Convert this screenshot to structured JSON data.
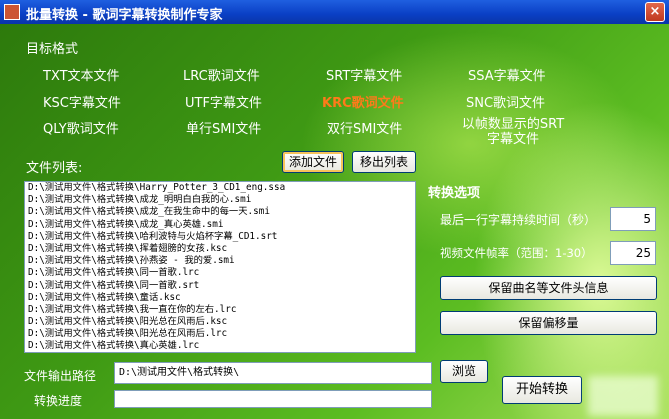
{
  "window": {
    "title": "批量转换 - 歌词字幕转换制作专家",
    "close_label": "×"
  },
  "formats": {
    "section_label": "目标格式",
    "items": [
      {
        "label": "TXT文本文件"
      },
      {
        "label": "LRC歌词文件"
      },
      {
        "label": "SRT字幕文件"
      },
      {
        "label": "SSA字幕文件"
      },
      {
        "label": "KSC字幕文件"
      },
      {
        "label": "UTF字幕文件"
      },
      {
        "label": "KRC歌词文件",
        "selected": true
      },
      {
        "label": "SNC歌词文件"
      },
      {
        "label": "QLY歌词文件"
      },
      {
        "label": "单行SMI文件"
      },
      {
        "label": "双行SMI文件"
      },
      {
        "label": "以帧数显示的SRT字幕文件"
      }
    ]
  },
  "files": {
    "label": "文件列表:",
    "add_button": "添加文件",
    "remove_button": "移出列表",
    "rows": [
      "D:\\测试用文件\\格式转换\\Harry_Potter_3_CD1_eng.ssa",
      "D:\\测试用文件\\格式转换\\成龙_明明白白我的心.smi",
      "D:\\测试用文件\\格式转换\\成龙_在我生命中的每一天.smi",
      "D:\\测试用文件\\格式转换\\成龙_真心英雄.smi",
      "D:\\测试用文件\\格式转换\\哈利波特与火焰杯字幕_CD1.srt",
      "D:\\测试用文件\\格式转换\\挥着翅膀的女孩.ksc",
      "D:\\测试用文件\\格式转换\\孙燕姿 - 我的爱.smi",
      "D:\\测试用文件\\格式转换\\同一首歌.lrc",
      "D:\\测试用文件\\格式转换\\同一首歌.srt",
      "D:\\测试用文件\\格式转换\\童话.ksc",
      "D:\\测试用文件\\格式转换\\我一直在你的左右.lrc",
      "D:\\测试用文件\\格式转换\\阳光总在风雨后.ksc",
      "D:\\测试用文件\\格式转换\\阳光总在风雨后.lrc",
      "D:\\测试用文件\\格式转换\\真心英雄.lrc"
    ]
  },
  "options": {
    "title": "转换选项",
    "last_line_label": "最后一行字幕持续时间（秒）",
    "last_line_value": "5",
    "fps_label": "视频文件帧率（范围：1-30）",
    "fps_value": "25",
    "keep_header_button": "保留曲名等文件头信息",
    "keep_offset_button": "保留偏移量"
  },
  "output": {
    "path_label": "文件输出路径",
    "path_value": "D:\\测试用文件\\格式转换\\",
    "browse_button": "浏览",
    "progress_label": "转换进度",
    "progress_fraction": 0,
    "start_button": "开始转换"
  },
  "colors": {
    "background": "#3f9a14",
    "selected_format": "#ff7a1a",
    "titlebar": "#0a3fc4"
  }
}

# [Prompt]
Restate the whole listing above exactly, except for its images.

# [Solved exercise]
Convert this screenshot to structured JSON data.
{
  "window": {
    "title": "批量转换 - 歌词字幕转换制作专家",
    "close_label": "×"
  },
  "formats": {
    "section_label": "目标格式",
    "items": [
      {
        "label": "TXT文本文件"
      },
      {
        "label": "LRC歌词文件"
      },
      {
        "label": "SRT字幕文件"
      },
      {
        "label": "SSA字幕文件"
      },
      {
        "label": "KSC字幕文件"
      },
      {
        "label": "UTF字幕文件"
      },
      {
        "label": "KRC歌词文件",
        "selected": true
      },
      {
        "label": "SNC歌词文件"
      },
      {
        "label": "QLY歌词文件"
      },
      {
        "label": "单行SMI文件"
      },
      {
        "label": "双行SMI文件"
      },
      {
        "label": "以帧数显示的SRT字幕文件"
      }
    ]
  },
  "files": {
    "label": "文件列表:",
    "add_button": "添加文件",
    "remove_button": "移出列表",
    "rows": [
      "D:\\测试用文件\\格式转换\\Harry_Potter_3_CD1_eng.ssa",
      "D:\\测试用文件\\格式转换\\成龙_明明白白我的心.smi",
      "D:\\测试用文件\\格式转换\\成龙_在我生命中的每一天.smi",
      "D:\\测试用文件\\格式转换\\成龙_真心英雄.smi",
      "D:\\测试用文件\\格式转换\\哈利波特与火焰杯字幕_CD1.srt",
      "D:\\测试用文件\\格式转换\\挥着翅膀的女孩.ksc",
      "D:\\测试用文件\\格式转换\\孙燕姿 - 我的爱.smi",
      "D:\\测试用文件\\格式转换\\同一首歌.lrc",
      "D:\\测试用文件\\格式转换\\同一首歌.srt",
      "D:\\测试用文件\\格式转换\\童话.ksc",
      "D:\\测试用文件\\格式转换\\我一直在你的左右.lrc",
      "D:\\测试用文件\\格式转换\\阳光总在风雨后.ksc",
      "D:\\测试用文件\\格式转换\\阳光总在风雨后.lrc",
      "D:\\测试用文件\\格式转换\\真心英雄.lrc"
    ]
  },
  "options": {
    "title": "转换选项",
    "last_line_label": "最后一行字幕持续时间（秒）",
    "last_line_value": "5",
    "fps_label": "视频文件帧率（范围：1-30）",
    "fps_value": "25",
    "keep_header_button": "保留曲名等文件头信息",
    "keep_offset_button": "保留偏移量"
  },
  "output": {
    "path_label": "文件输出路径",
    "path_value": "D:\\测试用文件\\格式转换\\",
    "browse_button": "浏览",
    "progress_label": "转换进度",
    "progress_fraction": 0,
    "start_button": "开始转换"
  },
  "colors": {
    "background": "#3f9a14",
    "selected_format": "#ff7a1a",
    "titlebar": "#0a3fc4"
  }
}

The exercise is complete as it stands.